### The exercise
Indicate only the number of lines in the listing below in which the word "share" appears.

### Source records
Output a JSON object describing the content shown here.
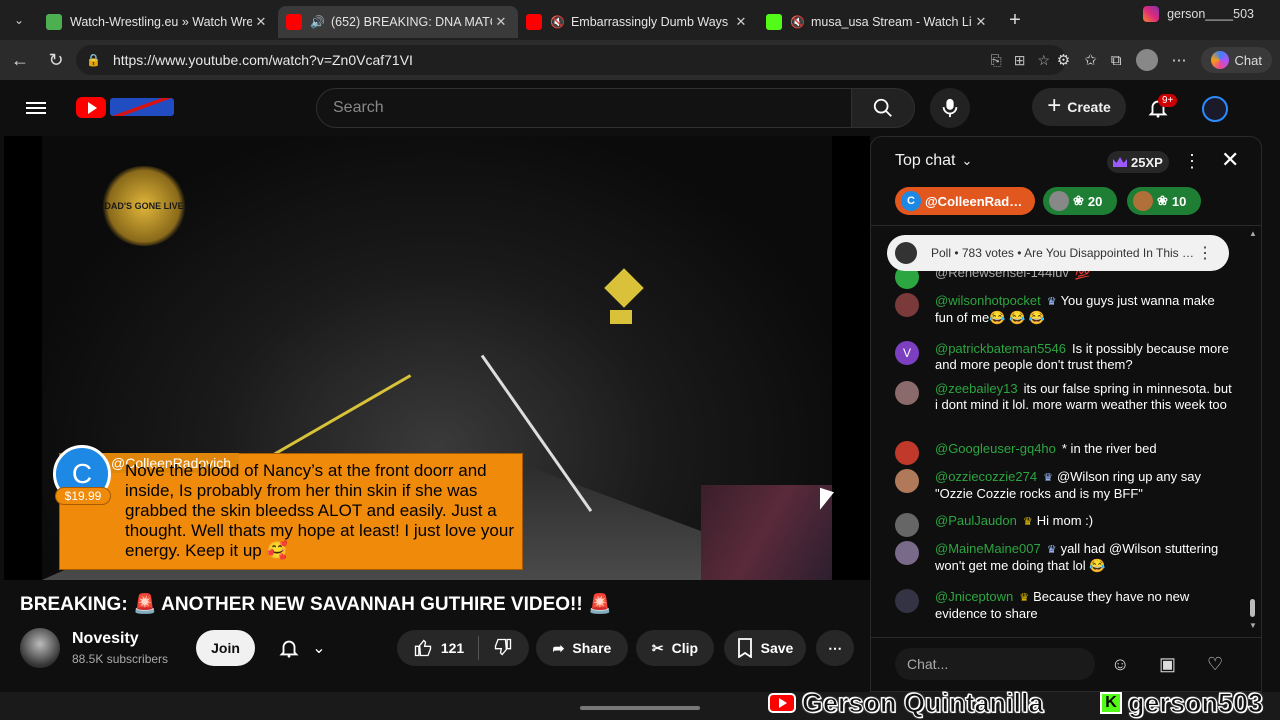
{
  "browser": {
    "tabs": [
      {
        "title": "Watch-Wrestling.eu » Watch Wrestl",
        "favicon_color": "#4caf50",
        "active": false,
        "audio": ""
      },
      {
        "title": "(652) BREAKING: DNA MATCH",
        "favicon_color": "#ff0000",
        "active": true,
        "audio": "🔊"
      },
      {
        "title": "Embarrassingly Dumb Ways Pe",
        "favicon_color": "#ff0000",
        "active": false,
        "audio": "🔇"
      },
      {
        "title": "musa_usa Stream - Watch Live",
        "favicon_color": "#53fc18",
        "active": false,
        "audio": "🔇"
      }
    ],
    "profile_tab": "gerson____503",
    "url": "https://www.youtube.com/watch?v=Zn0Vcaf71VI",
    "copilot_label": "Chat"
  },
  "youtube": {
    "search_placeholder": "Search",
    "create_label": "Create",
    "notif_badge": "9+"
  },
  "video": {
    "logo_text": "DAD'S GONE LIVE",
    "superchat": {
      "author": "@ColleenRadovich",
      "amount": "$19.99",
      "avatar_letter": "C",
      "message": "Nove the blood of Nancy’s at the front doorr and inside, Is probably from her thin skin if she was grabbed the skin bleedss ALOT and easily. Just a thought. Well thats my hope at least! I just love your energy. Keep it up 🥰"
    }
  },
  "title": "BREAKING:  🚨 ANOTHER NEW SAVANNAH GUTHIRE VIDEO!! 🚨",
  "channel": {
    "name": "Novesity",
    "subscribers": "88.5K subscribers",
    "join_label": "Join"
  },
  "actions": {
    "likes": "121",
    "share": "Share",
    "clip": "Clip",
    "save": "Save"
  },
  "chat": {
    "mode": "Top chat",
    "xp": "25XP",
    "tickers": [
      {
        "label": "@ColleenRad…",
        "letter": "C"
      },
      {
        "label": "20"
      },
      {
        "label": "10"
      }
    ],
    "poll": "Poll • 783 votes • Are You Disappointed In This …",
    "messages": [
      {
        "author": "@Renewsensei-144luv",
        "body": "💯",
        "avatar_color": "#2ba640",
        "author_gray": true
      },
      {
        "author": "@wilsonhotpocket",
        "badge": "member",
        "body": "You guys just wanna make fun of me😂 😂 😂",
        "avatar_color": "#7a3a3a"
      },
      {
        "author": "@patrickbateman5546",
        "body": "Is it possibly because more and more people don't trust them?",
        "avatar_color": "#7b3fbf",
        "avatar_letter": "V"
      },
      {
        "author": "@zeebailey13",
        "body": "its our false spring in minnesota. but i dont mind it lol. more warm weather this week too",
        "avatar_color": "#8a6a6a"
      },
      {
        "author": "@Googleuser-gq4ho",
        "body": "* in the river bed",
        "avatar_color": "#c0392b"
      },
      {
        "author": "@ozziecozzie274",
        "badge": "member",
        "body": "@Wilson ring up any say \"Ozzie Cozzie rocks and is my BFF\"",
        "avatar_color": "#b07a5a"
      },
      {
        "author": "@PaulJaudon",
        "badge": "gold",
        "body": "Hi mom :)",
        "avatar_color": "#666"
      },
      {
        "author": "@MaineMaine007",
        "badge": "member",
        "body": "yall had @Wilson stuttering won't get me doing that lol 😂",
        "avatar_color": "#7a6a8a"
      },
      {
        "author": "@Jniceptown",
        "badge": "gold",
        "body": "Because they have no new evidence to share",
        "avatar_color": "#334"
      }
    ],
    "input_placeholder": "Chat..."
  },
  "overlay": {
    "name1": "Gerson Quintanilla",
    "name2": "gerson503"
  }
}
...
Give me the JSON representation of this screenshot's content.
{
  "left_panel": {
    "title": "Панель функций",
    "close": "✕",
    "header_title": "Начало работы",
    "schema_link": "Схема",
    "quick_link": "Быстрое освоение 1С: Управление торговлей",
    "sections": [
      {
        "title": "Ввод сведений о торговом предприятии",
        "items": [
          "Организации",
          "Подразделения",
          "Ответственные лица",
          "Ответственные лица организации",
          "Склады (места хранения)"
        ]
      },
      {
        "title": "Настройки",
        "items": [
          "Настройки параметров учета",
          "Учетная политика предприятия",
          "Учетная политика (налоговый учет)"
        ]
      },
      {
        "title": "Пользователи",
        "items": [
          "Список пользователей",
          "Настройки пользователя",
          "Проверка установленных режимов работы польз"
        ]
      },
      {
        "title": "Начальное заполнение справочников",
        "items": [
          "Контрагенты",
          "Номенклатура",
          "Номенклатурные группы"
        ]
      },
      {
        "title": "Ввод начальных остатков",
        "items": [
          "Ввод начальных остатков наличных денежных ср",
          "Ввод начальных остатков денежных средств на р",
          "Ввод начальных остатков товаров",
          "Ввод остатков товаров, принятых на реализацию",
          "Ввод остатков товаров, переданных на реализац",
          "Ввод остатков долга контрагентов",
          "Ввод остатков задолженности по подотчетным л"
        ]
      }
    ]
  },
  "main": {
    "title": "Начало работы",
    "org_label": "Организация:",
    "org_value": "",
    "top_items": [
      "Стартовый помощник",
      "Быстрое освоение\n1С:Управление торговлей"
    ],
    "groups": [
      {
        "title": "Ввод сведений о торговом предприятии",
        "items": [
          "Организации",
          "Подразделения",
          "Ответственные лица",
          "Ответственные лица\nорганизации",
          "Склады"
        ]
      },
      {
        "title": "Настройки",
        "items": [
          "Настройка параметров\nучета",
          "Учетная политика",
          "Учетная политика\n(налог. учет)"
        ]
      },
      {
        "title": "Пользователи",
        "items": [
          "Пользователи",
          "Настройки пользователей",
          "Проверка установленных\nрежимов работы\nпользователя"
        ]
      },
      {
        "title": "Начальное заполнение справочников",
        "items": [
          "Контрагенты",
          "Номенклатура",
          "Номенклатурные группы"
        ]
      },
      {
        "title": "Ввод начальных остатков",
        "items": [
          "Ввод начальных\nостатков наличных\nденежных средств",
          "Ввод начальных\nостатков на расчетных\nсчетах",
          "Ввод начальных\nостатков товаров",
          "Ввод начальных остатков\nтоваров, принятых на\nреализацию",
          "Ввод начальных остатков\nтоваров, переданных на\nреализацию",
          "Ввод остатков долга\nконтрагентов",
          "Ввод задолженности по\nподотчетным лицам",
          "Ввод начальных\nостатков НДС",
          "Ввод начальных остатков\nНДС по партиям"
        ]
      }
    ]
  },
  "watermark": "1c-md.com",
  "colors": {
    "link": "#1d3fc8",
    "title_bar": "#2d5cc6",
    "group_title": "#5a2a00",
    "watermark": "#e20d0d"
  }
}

### Solution
2